> BRIEF:
Copy all of the data below line for line without changing anything, and leave the pictures out of your answer.
════════════════
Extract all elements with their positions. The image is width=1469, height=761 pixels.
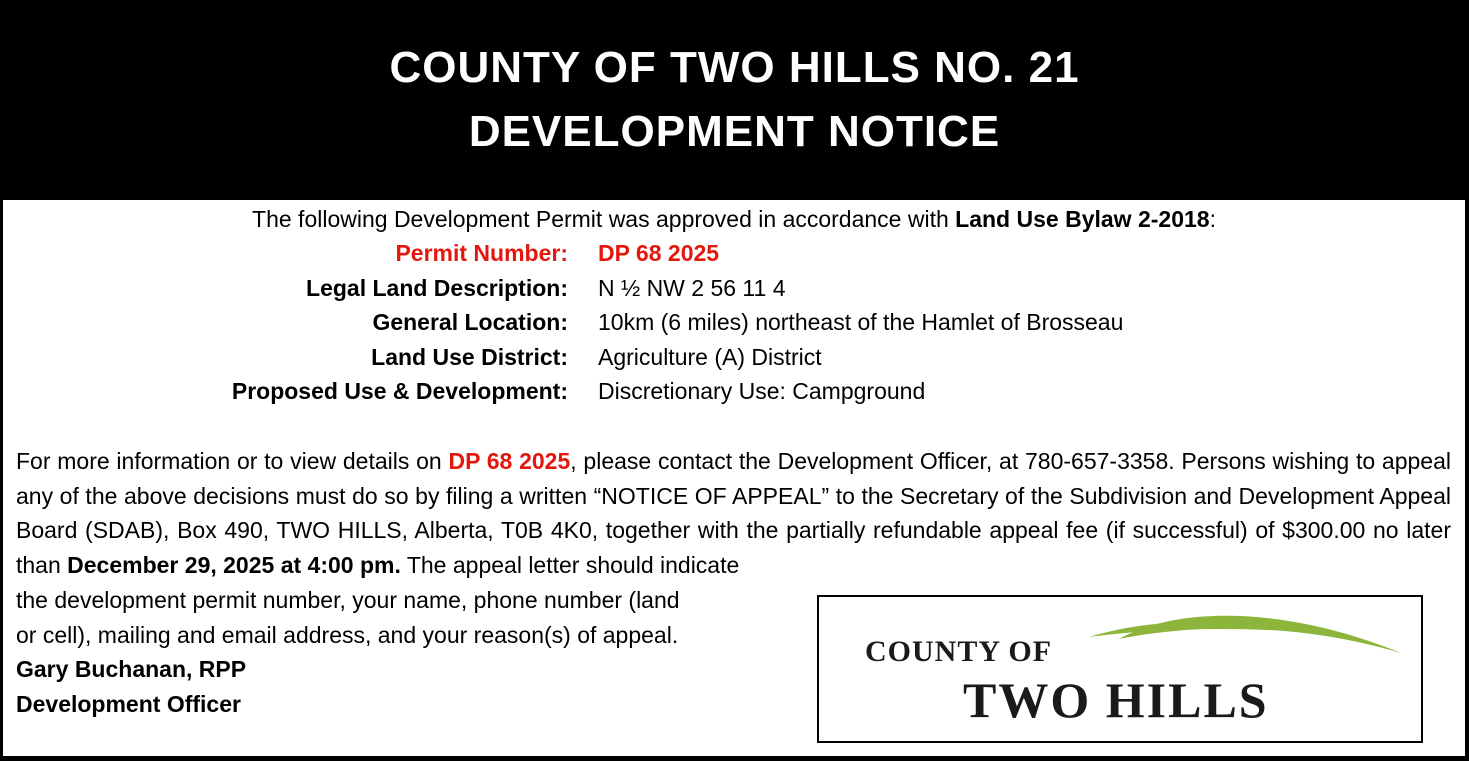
appeal-paragraph (16, 444, 1451, 582)
field-value: 10km (6 miles) northeast of the Hamlet of Brosseau (598, 309, 1124, 335)
signature-title: Development Officer (16, 690, 241, 717)
field-label: Land Use District: (371, 343, 568, 370)
logo-swoosh-icon (1119, 616, 1401, 653)
county-logo-graphic (819, 597, 1421, 741)
intro-colon: : (1209, 206, 1216, 232)
field-permit-number (3, 238, 1465, 273)
para-text: , please contact the Development Officer, at 780-657-3358. Persons wishing to appeal any of the above decisions must do so by filing a written “NOTICE OF APPEAL” to the Secretary of the Subdivision and Development Appeal Board (SDAB), Box 490, TWO HILLS, Alberta, T0B 4K0, together with the partially refundable appeal fee (if successful) of $300.00 no later than (16, 448, 1451, 578)
tail-line: the development permit number, your name, phone number (land (16, 587, 680, 613)
field-proposed-use (3, 376, 1465, 411)
field-land-use-district (3, 342, 1465, 377)
tail-line: or cell), mailing and email address, and your reason(s) of appeal. (16, 621, 679, 648)
field-label: Permit Number: (395, 240, 568, 266)
field-value: Agriculture (A) District (598, 343, 822, 370)
field-value: Discretionary Use: Campground (598, 378, 926, 404)
intro-sentence (3, 204, 1465, 234)
field-label: General Location: (372, 309, 568, 335)
header-title-notice: DEVELOPMENT NOTICE (468, 107, 1001, 156)
appeal-deadline: December 29, 2025 at 4:00 pm. (67, 551, 401, 578)
intro-text: The following Development Permit was approved in accordance with (252, 206, 956, 232)
para-text: The appeal letter should indicate (400, 551, 740, 578)
header-title-county: COUNTY OF TWO HILLS NO. 21 (389, 43, 1080, 92)
para-text: For more information or to view details on (16, 448, 449, 474)
field-legal-land-description (3, 273, 1465, 308)
county-logo (817, 595, 1423, 743)
field-label: Proposed Use & Development: (231, 378, 568, 404)
logo-text-county: COUNTY OF (865, 635, 1053, 668)
bylaw-reference: Land Use Bylaw 2-2018 (955, 206, 1210, 232)
field-value: DP 68 2025 (598, 240, 720, 266)
field-label: Legal Land Description: (306, 274, 568, 301)
appeal-paragraph-continued (16, 583, 806, 721)
permit-reference: DP 68 2025 (448, 448, 571, 474)
notice-body (3, 200, 1465, 756)
notice-header (0, 0, 1469, 198)
logo-text-two-hills: TWO HILLS (963, 672, 1269, 728)
field-general-location (3, 307, 1465, 342)
signature-name: Gary Buchanan, RPP (16, 656, 247, 682)
permit-fields (3, 238, 1465, 411)
field-value: N ½ NW 2 56 11 4 (598, 274, 786, 301)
════════════════
> EXERCISE RESPONSE:
Extract all elements with their positions. The image is width=1469, height=761 pixels.
appeal-paragraph (16, 444, 1451, 582)
field-value: 10km (6 miles) northeast of the Hamlet of Brosseau (598, 309, 1124, 335)
signature-title: Development Officer (16, 690, 241, 717)
field-label: Land Use District: (371, 343, 568, 370)
logo-swoosh-icon (1119, 616, 1401, 653)
county-logo-graphic (819, 597, 1421, 741)
intro-colon: : (1209, 206, 1216, 232)
field-permit-number (3, 238, 1465, 273)
para-text: , please contact the Development Officer, at 780-657-3358. Persons wishing to appeal any of the above decisions must do so by filing a written “NOTICE OF APPEAL” to the Secretary of the Subdivision and Development Appeal Board (SDAB), Box 490, TWO HILLS, Alberta, T0B 4K0, together with the partially refundable appeal fee (if successful) of $300.00 no later than (16, 448, 1451, 578)
tail-line: the development permit number, your name, phone number (land (16, 587, 680, 613)
field-proposed-use (3, 376, 1465, 411)
field-land-use-district (3, 342, 1465, 377)
tail-line: or cell), mailing and email address, and your reason(s) of appeal. (16, 621, 679, 648)
field-label: Permit Number: (395, 240, 568, 266)
field-value: Agriculture (A) District (598, 343, 822, 370)
field-value: Discretionary Use: Campground (598, 378, 926, 404)
intro-sentence (3, 204, 1465, 234)
field-label: General Location: (372, 309, 568, 335)
header-title-notice: DEVELOPMENT NOTICE (468, 107, 1001, 156)
appeal-deadline: December 29, 2025 at 4:00 pm. (67, 551, 401, 578)
intro-text: The following Development Permit was approved in accordance with (252, 206, 956, 232)
para-text: The appeal letter should indicate (400, 551, 740, 578)
header-title-county: COUNTY OF TWO HILLS NO. 21 (389, 43, 1080, 92)
para-text: For more information or to view details on (16, 448, 449, 474)
field-legal-land-description (3, 273, 1465, 308)
county-logo (817, 595, 1423, 743)
field-label: Proposed Use & Development: (231, 378, 568, 404)
logo-text-county: COUNTY OF (865, 635, 1053, 668)
bylaw-reference: Land Use Bylaw 2-2018 (955, 206, 1210, 232)
field-value: DP 68 2025 (598, 240, 720, 266)
field-label: Legal Land Description: (306, 274, 568, 301)
appeal-paragraph-continued (16, 583, 806, 721)
permit-reference: DP 68 2025 (448, 448, 571, 474)
notice-body (3, 200, 1465, 756)
notice-header (0, 0, 1469, 198)
logo-text-two-hills: TWO HILLS (963, 672, 1269, 728)
field-general-location (3, 307, 1465, 342)
signature-name: Gary Buchanan, RPP (16, 656, 247, 682)
permit-fields (3, 238, 1465, 411)
field-value: N ½ NW 2 56 11 4 (598, 274, 786, 301)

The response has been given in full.